» What to do
Only a number is required: how many lines of the material contain the word "heart"?

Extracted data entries
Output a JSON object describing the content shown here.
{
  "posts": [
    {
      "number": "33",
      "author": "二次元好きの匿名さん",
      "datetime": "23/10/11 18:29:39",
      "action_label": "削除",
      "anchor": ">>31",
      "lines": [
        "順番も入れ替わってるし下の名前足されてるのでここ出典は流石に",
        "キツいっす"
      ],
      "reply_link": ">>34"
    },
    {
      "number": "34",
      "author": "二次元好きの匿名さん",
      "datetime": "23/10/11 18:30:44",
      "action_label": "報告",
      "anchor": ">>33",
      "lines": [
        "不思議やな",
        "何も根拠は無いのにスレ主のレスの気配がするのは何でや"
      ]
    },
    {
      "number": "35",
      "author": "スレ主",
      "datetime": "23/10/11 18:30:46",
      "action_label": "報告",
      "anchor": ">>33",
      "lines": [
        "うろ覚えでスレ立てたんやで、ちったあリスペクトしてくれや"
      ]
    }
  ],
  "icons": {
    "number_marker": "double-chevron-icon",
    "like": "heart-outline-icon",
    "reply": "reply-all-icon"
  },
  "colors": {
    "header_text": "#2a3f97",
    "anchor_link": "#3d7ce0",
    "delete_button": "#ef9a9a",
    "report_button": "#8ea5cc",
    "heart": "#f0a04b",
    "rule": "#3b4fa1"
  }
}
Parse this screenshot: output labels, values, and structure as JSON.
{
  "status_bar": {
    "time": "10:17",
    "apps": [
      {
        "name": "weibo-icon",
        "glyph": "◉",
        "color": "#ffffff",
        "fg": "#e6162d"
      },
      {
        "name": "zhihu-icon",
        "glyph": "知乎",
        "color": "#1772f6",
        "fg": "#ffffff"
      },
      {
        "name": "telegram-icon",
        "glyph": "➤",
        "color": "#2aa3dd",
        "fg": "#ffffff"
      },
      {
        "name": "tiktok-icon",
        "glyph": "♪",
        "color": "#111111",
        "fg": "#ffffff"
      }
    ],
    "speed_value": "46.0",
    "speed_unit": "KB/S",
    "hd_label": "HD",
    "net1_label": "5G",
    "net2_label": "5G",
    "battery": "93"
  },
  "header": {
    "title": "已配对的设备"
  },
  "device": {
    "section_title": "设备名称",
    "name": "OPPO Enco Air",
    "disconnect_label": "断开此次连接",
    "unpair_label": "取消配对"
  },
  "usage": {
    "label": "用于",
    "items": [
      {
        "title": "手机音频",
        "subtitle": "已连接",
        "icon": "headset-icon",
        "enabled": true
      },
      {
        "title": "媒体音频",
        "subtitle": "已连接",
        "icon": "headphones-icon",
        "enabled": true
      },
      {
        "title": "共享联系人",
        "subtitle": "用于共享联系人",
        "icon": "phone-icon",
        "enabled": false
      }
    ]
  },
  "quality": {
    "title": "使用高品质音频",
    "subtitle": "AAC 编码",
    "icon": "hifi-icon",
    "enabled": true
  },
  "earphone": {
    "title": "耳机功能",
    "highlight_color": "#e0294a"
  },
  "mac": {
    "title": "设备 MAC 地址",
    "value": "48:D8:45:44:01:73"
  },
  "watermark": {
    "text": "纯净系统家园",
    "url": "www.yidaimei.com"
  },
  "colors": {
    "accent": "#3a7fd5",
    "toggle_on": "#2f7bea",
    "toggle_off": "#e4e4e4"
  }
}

» Output for this task
2